§ SELECTED EXCERPT:
════════════════════

BEIJING • China aims to be carbon neutral by 2060 - tightening its target to cut greenhouse gases - and has signalled higher spending on green technologies in the next five years, a major pledge in the fight against climate change by the world's worst polluter.
Chinese President Xi Jinping, speaking during a virtual United Nations General Assembly on Tuesday, also reiterated his goal for emissions to peak before 2030 and urged all nations to work towards a greener economic recovery from the Covid-19 pandemic.
While he did not lay out details, Mr Xi's announcement implies that China's emissions will have to sharply decline to reach net zero in less than 30 years after peaking in 2030.
"Humankind can no longer afford to ignore the repeated warnings of nature and go down the beaten path of extracting resources without investing in conservation, pursuing development at the expense of protection and exploiting resources without restoration," Mr Xi said in a speech by video link.
The remarks suggest that China, the world's most populous nation and top energy user, is willing to take on more responsibility for tackling climate change.
It marks a contrast with US President Donald Trump's decision to pull out of the Paris Agreement, which called for limits on fossil fuel emissions everywhere.
Mr Xi did not give any further details on what carbon neutrality means or set out further information about how Beijing's pledges under the Paris accord will evolve.
His announcement is evidence that the Chinese government's next five-year plan will seek to accelerate the spread of clean energy.
The plan for 2021-2025, due to be published in March, will likely seek to balance economic growth that has been fuelled by coal with the need to rein in pollutants damaging the atmosphere.
Beijing has been trying to limit the use of the dirtiest fossil fuel in recent years while scaling up renewable energy production.
As a result, it is on track to meet its pledge for power sector emissions to peak by 2030, according to Bloomberg's research service.

════════════════════

§ DATASET EXCERPTS:
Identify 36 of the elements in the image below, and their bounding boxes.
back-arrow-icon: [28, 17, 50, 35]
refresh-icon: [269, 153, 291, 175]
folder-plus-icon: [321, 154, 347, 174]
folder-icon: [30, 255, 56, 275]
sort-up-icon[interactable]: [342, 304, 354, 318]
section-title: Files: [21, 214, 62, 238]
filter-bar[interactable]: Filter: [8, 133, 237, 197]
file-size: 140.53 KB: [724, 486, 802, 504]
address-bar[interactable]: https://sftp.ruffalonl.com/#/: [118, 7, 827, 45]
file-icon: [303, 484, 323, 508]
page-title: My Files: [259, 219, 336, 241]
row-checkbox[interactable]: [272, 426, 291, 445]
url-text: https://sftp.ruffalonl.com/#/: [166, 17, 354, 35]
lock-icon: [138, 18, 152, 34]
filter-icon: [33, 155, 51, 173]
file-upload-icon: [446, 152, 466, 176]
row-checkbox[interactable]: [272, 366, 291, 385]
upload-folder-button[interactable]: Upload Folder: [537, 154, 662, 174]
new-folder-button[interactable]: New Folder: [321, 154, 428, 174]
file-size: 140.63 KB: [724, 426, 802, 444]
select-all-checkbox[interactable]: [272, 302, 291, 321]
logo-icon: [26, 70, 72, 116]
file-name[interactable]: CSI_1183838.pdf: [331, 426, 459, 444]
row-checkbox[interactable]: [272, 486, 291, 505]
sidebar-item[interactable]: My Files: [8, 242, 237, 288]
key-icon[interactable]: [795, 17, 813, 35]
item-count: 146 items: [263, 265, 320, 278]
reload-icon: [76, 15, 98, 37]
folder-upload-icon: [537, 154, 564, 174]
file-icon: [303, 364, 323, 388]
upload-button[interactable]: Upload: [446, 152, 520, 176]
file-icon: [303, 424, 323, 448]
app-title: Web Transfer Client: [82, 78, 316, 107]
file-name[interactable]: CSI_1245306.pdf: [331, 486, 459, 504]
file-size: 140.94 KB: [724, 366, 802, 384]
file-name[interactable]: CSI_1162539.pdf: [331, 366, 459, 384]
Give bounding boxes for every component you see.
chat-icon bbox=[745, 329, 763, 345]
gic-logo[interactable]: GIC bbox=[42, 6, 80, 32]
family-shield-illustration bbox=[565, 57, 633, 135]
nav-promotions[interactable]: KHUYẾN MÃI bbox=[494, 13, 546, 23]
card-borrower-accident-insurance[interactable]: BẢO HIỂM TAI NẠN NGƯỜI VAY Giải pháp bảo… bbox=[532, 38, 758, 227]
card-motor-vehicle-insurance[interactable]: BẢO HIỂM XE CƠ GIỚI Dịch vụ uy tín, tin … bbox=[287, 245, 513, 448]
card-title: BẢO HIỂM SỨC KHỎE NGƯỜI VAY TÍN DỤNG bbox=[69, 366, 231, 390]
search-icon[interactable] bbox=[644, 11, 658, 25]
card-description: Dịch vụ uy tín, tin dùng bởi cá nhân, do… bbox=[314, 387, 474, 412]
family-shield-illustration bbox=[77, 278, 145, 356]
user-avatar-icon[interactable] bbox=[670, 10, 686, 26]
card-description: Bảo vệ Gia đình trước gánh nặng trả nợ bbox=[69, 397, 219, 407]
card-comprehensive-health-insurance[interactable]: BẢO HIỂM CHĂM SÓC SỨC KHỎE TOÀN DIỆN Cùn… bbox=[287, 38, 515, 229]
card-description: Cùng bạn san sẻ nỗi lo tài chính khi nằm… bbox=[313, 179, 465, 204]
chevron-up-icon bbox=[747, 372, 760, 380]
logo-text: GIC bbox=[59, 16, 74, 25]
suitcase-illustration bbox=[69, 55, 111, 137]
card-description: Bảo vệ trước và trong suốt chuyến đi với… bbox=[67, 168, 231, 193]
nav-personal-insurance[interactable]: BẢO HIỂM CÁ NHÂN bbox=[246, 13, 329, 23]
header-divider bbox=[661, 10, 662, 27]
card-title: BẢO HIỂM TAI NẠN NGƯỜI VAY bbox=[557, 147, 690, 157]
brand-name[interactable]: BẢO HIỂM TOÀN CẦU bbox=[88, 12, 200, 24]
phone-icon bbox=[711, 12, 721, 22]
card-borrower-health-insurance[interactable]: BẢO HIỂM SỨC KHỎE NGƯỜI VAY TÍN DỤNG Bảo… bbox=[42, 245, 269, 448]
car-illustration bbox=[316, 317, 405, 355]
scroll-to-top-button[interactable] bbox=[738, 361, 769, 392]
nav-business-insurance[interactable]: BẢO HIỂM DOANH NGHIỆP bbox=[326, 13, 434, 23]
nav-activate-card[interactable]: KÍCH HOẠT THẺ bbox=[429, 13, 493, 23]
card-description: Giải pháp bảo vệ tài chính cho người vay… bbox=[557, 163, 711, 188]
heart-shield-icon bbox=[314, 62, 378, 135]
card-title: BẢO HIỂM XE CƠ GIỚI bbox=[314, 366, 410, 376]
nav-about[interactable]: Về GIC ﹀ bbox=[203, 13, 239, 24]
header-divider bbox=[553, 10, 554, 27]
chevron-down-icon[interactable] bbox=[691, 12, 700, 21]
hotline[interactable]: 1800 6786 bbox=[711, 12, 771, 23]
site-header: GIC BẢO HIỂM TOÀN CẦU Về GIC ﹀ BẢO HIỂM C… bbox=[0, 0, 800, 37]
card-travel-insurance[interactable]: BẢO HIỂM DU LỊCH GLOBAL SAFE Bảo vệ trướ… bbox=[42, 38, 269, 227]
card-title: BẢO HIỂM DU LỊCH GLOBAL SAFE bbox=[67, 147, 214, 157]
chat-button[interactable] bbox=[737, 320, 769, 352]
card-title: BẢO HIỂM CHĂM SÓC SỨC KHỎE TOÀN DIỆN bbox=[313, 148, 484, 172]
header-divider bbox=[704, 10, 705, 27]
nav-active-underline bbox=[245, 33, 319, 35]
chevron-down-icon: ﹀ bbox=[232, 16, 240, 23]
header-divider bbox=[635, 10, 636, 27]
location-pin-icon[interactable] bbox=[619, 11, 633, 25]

════════════════════

§ WORK INSTRUCTION 1: Summarize the article on China's carbon neutrality pledge in two sentences.
§ WORK INSTRUCTION 2: Continue the article on China's carbon neutrality pledge from its final sentence.
The items have no connection to the article on China's carbon neutrality pledge.

§ TASK RESPONSE 1: Speaking by video link to the UN General Assembly, Chinese President Xi Jinping said China aims to be carbon neutral by 2060, repeated his goal for emissions to peak before 2030, and urged a greener recovery from the Covid-19 pandemic, though he gave no details on what carbon neutrality means. The pledge signals that China's 2021-2025 five-year plan will likely push clean energy harder, building on Beijing's recent efforts to limit coal and expand renewables.

§ TASK RESPONSE 2:
"Although details are scarce at the moment, this looks like a very significant step forward," said Mr Richard Black, director of the Energy and Climate Intelligence Unit.
"China isn't just the world's biggest emitter, but the biggest energy financier and biggest market."
Reaching net zero carbon emissions would require enormous investments. By one estimate, published this week by analysts at Sanford C. Bernstein, the nation would need to spend US$5.5 trillion (S$7.5 trillion), or about US$180 billion annually, to reach that goal by 2050. It would require drastically cutting the use of fossil fuels and scaling up frontier technologies to offset its remaining emissions, including carbon capture.
European officials were expected to press Beijing to toughen its climate goals at a high-level meeting last week, according to two officials who spoke to reporters on the condition of anonymity.
The European Union wanted Chinese greenhouse gas emissions to peak by 2025 instead of the country's target date of 2030.
The bloc also wanted the country to stop building coal-fired power plants at home and financing them abroad, the officials said.
"Six years ago, the secret US-China climate deal caught the world by a nice surprise," said Mr Li Shuo, senior climate and energy policy officer at Greenpeace East Asia.
"Xi Jinping's climate pledge is a bold diplomatic move that demonstrates clear political will and the maximum desire to contrast China's climate stance with the US'."